> [Supplied information]:
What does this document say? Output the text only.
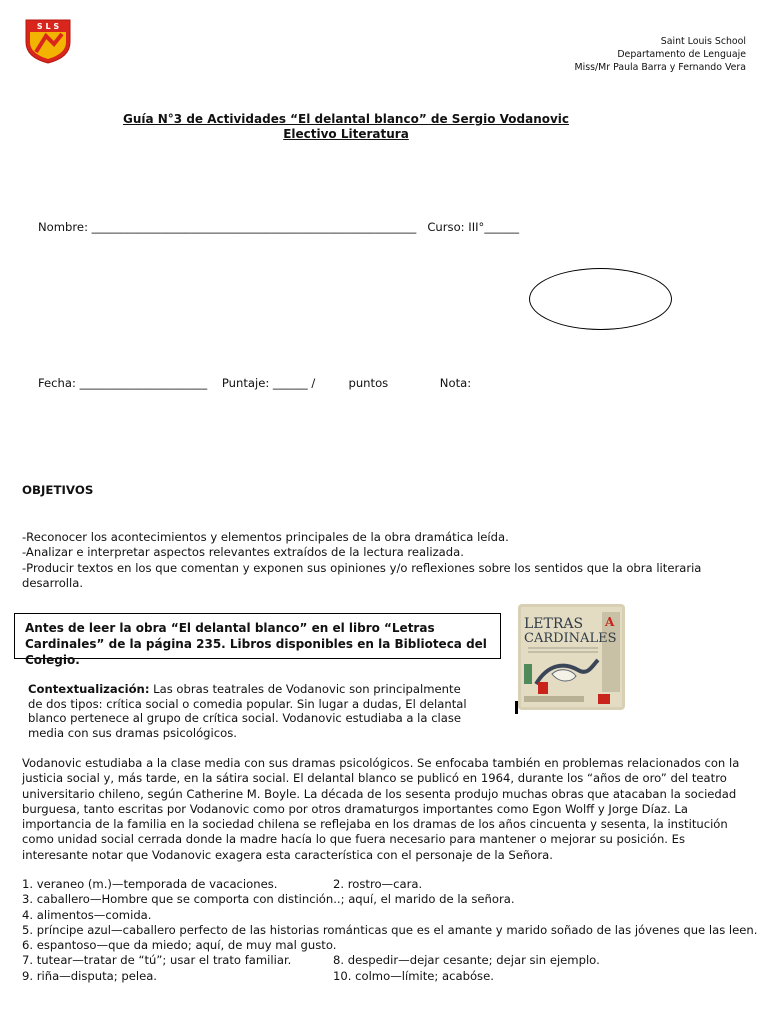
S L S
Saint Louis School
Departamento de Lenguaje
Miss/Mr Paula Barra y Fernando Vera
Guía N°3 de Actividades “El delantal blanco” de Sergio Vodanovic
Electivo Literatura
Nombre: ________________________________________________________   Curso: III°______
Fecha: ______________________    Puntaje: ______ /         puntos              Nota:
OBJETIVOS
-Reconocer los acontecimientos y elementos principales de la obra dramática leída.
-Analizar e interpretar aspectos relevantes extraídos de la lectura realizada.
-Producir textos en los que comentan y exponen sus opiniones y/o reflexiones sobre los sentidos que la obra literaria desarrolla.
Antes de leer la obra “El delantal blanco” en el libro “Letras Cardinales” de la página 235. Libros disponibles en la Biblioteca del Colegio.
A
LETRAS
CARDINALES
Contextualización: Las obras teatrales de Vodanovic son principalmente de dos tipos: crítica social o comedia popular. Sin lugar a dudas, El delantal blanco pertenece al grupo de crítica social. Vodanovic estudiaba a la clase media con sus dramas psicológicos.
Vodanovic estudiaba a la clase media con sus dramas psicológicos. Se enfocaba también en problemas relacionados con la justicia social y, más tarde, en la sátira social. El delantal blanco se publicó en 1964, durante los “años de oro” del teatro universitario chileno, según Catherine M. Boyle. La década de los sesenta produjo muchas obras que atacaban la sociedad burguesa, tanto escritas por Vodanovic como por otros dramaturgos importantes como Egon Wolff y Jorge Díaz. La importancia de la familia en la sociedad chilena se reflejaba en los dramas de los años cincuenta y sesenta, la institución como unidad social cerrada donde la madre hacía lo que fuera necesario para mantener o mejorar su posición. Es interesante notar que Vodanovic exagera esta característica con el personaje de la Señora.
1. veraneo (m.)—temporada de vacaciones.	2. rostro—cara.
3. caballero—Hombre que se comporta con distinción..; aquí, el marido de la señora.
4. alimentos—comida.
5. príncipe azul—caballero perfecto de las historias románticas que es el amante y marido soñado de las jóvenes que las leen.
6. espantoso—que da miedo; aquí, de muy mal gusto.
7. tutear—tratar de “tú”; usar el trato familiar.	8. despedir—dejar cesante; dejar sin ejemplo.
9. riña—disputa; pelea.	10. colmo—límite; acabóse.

==

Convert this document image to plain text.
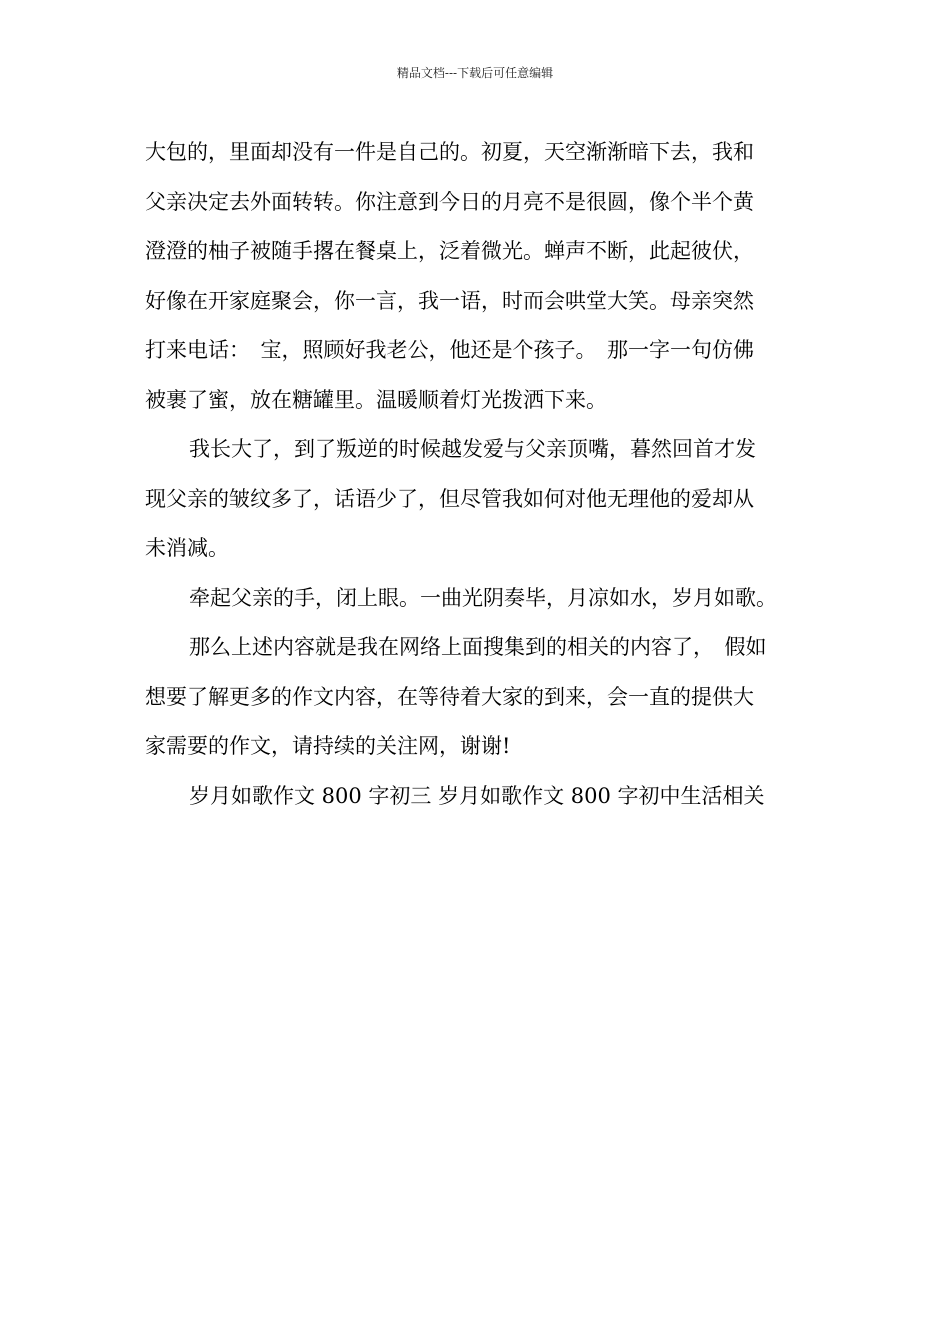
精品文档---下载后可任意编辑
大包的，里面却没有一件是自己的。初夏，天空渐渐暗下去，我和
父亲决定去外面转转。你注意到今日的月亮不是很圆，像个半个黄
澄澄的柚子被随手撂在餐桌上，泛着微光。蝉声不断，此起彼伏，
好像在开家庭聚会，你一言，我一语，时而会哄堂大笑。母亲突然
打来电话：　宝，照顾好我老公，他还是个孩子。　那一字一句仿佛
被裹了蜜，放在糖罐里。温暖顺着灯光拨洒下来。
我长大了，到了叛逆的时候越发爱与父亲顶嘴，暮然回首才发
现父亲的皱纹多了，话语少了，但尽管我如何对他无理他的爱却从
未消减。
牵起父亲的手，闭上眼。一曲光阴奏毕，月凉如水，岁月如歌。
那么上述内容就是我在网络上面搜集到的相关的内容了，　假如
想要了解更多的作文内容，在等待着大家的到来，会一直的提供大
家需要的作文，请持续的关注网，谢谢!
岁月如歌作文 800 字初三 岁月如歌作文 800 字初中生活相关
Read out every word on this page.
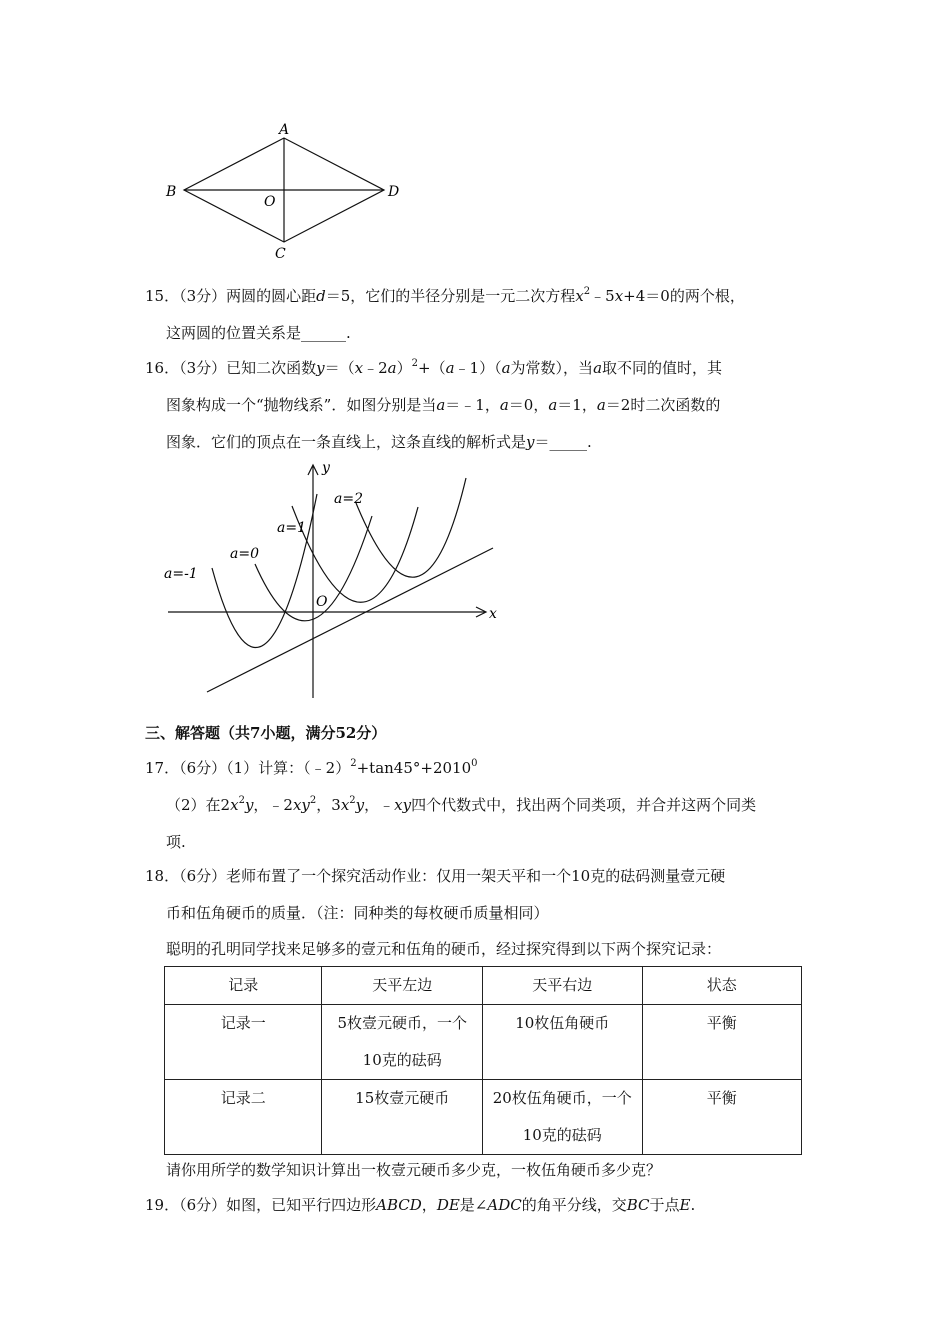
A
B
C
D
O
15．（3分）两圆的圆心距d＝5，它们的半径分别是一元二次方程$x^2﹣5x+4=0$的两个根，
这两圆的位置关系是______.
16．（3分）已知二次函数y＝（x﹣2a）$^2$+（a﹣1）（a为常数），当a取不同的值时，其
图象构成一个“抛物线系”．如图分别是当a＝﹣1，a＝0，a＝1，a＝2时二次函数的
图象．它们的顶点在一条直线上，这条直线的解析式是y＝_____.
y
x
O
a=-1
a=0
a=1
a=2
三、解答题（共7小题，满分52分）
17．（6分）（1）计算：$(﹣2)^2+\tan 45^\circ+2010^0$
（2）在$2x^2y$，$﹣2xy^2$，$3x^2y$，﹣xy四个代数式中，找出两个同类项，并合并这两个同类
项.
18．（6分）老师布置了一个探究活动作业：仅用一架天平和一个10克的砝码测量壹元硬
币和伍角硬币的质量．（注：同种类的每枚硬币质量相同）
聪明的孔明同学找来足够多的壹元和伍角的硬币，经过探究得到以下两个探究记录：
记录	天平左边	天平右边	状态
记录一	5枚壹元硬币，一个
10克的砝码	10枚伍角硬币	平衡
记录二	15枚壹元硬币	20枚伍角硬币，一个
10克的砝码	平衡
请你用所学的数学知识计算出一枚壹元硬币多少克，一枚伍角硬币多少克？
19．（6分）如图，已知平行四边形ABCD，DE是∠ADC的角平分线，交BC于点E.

* * *

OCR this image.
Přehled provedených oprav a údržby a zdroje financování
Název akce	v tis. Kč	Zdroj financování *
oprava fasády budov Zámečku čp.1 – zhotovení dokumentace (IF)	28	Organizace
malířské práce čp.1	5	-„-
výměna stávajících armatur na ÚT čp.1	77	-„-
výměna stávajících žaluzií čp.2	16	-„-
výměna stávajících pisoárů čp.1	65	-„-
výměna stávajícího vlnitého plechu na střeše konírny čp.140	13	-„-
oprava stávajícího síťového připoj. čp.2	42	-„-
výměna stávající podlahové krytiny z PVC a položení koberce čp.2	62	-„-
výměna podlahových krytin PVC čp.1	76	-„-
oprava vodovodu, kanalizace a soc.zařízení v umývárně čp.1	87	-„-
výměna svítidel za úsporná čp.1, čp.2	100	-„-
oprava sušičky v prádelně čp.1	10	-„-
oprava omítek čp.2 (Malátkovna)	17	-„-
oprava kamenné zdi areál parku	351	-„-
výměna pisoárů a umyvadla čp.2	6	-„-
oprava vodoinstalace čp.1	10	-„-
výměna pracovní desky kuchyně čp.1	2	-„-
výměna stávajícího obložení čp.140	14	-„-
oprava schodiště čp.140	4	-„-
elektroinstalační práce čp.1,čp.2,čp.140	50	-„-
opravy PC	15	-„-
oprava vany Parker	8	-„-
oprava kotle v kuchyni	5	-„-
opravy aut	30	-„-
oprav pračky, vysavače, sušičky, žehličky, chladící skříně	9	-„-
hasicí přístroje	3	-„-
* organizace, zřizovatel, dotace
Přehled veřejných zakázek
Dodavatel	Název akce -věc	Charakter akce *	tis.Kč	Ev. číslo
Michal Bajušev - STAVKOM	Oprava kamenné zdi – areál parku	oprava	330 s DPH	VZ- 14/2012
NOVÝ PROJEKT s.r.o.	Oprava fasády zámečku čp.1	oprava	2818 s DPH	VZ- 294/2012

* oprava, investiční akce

> [Instructions for the task]:
Ascertain the number of lines in the entries that include the word "caballero", and report only that number.

> [Response below]:
2